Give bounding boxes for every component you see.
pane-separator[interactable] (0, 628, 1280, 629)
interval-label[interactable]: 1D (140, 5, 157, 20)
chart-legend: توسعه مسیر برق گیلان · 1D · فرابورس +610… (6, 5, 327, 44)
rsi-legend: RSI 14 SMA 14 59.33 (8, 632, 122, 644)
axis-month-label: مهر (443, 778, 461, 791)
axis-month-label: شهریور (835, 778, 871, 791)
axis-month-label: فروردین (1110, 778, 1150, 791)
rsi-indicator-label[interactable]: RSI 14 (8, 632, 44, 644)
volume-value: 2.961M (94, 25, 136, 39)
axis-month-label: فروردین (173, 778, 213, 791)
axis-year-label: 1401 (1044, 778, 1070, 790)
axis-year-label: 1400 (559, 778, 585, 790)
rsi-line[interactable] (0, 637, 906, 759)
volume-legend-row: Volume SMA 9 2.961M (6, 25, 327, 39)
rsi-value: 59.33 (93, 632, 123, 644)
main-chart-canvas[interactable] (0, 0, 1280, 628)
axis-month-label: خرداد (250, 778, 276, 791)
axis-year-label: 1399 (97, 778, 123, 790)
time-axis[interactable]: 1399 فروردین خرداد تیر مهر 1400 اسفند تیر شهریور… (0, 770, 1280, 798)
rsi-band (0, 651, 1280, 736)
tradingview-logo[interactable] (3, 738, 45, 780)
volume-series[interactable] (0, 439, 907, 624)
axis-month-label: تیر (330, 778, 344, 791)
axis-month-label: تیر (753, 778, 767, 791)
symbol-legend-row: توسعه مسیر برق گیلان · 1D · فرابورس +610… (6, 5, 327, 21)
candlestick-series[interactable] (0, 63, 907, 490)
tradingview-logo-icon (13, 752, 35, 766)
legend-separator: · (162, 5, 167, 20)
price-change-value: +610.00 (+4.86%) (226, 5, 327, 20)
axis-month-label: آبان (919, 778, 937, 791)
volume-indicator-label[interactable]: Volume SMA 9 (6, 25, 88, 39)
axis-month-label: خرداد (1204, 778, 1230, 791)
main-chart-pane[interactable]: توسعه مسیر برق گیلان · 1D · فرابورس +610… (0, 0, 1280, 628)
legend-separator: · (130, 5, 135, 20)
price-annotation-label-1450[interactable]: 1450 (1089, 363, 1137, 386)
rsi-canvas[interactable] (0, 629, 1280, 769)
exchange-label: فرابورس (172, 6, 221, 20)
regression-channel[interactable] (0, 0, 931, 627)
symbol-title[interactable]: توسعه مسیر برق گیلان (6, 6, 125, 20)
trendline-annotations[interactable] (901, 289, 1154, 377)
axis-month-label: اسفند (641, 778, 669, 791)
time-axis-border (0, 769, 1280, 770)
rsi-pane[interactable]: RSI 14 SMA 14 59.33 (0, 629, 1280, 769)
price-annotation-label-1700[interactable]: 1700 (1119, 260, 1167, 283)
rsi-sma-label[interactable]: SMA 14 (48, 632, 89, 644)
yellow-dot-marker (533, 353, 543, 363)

What to do: Print the items verbatim, starting with the first one and stopping after the line that contains "axis-month-label: آبان (919, 778, 937, 791)".

Worked answer:
Give bounding boxes for every component you see.
pane-separator[interactable] (0, 628, 1280, 629)
interval-label[interactable]: 1D (140, 5, 157, 20)
chart-legend: توسعه مسیر برق گیلان · 1D · فرابورس +610… (6, 5, 327, 44)
rsi-legend: RSI 14 SMA 14 59.33 (8, 632, 122, 644)
axis-month-label: مهر (443, 778, 461, 791)
axis-month-label: شهریور (835, 778, 871, 791)
axis-month-label: فروردین (1110, 778, 1150, 791)
rsi-indicator-label[interactable]: RSI 14 (8, 632, 44, 644)
volume-value: 2.961M (94, 25, 136, 39)
axis-month-label: فروردین (173, 778, 213, 791)
axis-year-label: 1401 (1044, 778, 1070, 790)
axis-year-label: 1400 (559, 778, 585, 790)
rsi-line[interactable] (0, 637, 906, 759)
volume-legend-row: Volume SMA 9 2.961M (6, 25, 327, 39)
rsi-value: 59.33 (93, 632, 123, 644)
main-chart-canvas[interactable] (0, 0, 1280, 628)
axis-month-label: خرداد (250, 778, 276, 791)
axis-year-label: 1399 (97, 778, 123, 790)
time-axis[interactable]: 1399 فروردین خرداد تیر مهر 1400 اسفند تیر شهریور… (0, 770, 1280, 798)
rsi-band (0, 651, 1280, 736)
tradingview-logo[interactable] (3, 738, 45, 780)
volume-series[interactable] (0, 439, 907, 624)
axis-month-label: تیر (330, 778, 344, 791)
axis-month-label: تیر (753, 778, 767, 791)
symbol-legend-row: توسعه مسیر برق گیلان · 1D · فرابورس +610… (6, 5, 327, 21)
candlestick-series[interactable] (0, 63, 907, 490)
tradingview-logo-icon (13, 752, 35, 766)
legend-separator: · (162, 5, 167, 20)
price-change-value: +610.00 (+4.86%) (226, 5, 327, 20)
axis-month-label: آبان (919, 778, 937, 791)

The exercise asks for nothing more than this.